(Layout element items)
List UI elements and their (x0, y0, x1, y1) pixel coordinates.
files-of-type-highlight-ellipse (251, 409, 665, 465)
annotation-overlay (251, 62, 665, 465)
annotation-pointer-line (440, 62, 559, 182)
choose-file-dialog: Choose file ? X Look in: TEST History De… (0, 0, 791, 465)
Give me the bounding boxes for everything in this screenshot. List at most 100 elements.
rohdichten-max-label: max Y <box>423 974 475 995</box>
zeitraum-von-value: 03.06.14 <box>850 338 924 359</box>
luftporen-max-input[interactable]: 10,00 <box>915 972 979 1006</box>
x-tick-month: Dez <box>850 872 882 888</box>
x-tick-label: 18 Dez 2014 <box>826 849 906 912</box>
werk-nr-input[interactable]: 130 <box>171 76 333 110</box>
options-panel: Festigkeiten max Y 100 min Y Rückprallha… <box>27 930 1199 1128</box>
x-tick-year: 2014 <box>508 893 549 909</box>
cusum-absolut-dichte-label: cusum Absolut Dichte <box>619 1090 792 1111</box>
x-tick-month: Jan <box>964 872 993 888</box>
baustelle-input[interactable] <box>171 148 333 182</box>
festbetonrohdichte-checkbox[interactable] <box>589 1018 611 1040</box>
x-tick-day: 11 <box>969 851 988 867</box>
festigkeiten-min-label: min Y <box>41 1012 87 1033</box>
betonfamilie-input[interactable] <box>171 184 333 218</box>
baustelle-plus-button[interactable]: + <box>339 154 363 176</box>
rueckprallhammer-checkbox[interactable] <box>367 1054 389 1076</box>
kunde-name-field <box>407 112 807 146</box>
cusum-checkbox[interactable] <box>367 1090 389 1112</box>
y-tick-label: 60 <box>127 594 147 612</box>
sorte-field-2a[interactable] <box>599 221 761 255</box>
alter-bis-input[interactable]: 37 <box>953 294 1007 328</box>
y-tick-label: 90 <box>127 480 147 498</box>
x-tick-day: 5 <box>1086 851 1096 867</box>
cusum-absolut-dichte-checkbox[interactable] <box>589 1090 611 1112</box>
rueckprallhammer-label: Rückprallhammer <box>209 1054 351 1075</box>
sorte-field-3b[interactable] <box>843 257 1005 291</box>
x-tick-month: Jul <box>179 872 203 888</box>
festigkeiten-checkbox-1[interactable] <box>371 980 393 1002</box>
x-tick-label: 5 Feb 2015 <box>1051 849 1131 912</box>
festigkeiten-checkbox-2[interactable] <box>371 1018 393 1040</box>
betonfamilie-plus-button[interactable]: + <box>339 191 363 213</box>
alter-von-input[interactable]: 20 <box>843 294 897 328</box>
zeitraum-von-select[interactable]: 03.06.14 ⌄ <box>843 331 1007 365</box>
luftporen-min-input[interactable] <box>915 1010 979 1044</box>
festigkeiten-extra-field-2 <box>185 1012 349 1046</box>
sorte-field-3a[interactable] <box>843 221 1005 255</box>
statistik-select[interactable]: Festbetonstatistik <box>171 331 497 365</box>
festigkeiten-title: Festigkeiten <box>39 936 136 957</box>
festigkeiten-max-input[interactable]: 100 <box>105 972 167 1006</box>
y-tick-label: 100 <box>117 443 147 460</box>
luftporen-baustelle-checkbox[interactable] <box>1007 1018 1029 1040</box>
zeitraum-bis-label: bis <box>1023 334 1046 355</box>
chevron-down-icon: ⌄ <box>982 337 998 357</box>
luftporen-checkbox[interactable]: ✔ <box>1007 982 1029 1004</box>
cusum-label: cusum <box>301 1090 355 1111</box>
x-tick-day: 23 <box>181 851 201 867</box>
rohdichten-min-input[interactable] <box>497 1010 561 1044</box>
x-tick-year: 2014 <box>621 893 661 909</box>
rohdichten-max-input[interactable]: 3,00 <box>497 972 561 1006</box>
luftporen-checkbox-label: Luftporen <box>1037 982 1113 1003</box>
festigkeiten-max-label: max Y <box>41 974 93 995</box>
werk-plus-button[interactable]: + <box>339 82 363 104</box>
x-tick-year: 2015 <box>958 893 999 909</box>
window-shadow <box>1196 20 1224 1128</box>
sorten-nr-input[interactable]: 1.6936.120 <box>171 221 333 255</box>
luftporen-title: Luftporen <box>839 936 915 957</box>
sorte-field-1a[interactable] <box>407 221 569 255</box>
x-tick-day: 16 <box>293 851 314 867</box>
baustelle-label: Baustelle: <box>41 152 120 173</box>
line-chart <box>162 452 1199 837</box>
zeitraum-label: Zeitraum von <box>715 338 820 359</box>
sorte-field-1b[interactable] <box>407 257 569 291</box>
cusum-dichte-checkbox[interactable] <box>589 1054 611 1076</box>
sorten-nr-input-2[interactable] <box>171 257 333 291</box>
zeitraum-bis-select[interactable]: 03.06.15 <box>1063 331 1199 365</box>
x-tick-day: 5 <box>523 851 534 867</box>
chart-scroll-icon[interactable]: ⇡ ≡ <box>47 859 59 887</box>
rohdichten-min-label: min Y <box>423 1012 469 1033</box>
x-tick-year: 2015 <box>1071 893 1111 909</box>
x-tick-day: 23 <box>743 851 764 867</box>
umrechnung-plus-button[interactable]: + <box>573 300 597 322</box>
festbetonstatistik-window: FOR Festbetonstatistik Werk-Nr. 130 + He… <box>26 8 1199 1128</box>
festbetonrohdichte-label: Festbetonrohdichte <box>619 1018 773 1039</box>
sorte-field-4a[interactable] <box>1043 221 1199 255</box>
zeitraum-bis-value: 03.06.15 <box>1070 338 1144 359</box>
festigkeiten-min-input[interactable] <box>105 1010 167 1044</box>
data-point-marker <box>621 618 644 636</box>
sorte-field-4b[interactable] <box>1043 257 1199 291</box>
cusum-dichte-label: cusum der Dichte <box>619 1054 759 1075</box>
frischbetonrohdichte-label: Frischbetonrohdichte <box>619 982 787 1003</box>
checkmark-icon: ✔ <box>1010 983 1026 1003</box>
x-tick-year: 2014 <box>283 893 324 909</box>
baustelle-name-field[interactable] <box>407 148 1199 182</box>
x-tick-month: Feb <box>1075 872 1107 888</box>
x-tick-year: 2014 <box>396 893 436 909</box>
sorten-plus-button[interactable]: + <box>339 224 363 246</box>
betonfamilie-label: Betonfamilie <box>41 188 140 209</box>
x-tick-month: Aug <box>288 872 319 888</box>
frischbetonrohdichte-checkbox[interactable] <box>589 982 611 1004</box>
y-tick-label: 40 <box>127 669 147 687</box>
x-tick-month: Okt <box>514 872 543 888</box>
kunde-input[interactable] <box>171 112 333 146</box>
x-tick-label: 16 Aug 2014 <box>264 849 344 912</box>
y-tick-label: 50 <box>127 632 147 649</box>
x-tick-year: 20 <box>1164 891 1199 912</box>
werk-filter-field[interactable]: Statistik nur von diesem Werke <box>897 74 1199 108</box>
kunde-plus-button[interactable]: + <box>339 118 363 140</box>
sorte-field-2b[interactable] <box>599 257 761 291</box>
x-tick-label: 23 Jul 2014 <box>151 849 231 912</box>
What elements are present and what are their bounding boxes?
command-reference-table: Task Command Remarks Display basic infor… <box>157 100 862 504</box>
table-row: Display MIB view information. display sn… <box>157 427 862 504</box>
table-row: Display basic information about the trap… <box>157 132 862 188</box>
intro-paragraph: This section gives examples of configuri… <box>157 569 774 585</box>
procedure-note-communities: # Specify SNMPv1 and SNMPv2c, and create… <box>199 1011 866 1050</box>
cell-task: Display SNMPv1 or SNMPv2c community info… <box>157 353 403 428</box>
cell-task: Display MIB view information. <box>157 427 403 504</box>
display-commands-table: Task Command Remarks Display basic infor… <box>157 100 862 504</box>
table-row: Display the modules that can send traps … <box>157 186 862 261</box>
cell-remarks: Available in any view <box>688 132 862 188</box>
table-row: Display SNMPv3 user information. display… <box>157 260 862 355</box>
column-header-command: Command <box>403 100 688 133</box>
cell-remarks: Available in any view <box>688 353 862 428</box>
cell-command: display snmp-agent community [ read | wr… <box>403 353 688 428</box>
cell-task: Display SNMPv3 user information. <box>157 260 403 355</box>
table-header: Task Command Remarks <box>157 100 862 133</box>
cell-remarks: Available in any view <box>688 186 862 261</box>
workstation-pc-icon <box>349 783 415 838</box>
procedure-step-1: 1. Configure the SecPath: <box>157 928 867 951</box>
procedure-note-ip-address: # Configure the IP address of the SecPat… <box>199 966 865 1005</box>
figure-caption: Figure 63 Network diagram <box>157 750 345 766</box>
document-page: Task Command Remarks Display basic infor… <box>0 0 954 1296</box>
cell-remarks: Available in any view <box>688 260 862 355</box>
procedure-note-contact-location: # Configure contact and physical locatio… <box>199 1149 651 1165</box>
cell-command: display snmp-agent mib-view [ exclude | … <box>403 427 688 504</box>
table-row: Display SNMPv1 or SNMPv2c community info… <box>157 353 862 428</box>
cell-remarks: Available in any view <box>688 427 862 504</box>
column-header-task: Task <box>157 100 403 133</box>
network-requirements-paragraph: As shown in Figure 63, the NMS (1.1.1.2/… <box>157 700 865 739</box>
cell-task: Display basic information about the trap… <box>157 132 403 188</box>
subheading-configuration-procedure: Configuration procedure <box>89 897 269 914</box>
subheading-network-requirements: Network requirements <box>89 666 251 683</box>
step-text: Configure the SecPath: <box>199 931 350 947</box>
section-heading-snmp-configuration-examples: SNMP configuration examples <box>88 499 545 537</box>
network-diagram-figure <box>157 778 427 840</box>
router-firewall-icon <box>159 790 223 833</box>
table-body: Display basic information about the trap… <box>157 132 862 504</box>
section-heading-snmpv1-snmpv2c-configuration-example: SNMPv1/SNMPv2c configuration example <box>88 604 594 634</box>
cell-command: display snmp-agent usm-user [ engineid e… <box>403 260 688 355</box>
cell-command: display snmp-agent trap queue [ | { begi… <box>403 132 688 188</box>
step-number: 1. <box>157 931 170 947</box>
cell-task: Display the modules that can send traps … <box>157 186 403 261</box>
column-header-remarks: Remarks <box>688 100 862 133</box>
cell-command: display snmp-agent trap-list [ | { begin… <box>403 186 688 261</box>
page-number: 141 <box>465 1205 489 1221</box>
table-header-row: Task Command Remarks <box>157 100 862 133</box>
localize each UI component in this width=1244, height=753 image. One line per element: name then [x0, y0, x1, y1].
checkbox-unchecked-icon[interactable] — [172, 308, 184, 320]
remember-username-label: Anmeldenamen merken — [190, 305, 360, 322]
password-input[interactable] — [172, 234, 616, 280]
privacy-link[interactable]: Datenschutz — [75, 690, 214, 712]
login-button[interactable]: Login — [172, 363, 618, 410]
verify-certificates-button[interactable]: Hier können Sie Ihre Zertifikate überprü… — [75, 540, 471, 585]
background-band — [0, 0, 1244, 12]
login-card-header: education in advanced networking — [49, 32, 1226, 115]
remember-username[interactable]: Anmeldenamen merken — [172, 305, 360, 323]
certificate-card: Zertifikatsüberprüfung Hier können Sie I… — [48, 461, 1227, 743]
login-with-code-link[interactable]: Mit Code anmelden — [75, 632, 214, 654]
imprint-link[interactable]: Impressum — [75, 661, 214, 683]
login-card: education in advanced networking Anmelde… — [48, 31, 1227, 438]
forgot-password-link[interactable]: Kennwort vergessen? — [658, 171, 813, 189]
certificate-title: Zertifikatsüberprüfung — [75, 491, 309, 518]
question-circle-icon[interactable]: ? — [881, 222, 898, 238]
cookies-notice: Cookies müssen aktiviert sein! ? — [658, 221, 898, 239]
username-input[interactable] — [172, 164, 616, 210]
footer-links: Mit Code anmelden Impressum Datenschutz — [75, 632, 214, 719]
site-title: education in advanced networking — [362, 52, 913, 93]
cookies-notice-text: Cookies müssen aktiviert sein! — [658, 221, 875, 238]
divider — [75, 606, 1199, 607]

Aim of the exercise: Print the items word for word, starting at the very first one and ending with the line that contains "luftporen-max-input[interactable]: 10,00 <box>915".

Task answer:
List UI elements and their (x0, y0, x1, y1) pixel coordinates.
files-of-type-highlight-ellipse (251, 409, 665, 465)
annotation-overlay (251, 62, 665, 465)
annotation-pointer-line (440, 62, 559, 182)
choose-file-dialog: Choose file ? X Look in: TEST History De… (0, 0, 791, 465)
Give me the bounding boxes for everything in this screenshot. List at most 100 elements.
rohdichten-max-label: max Y <box>423 974 475 995</box>
zeitraum-von-value: 03.06.14 <box>850 338 924 359</box>
luftporen-max-input[interactable]: 10,00 <box>915 972 979 1006</box>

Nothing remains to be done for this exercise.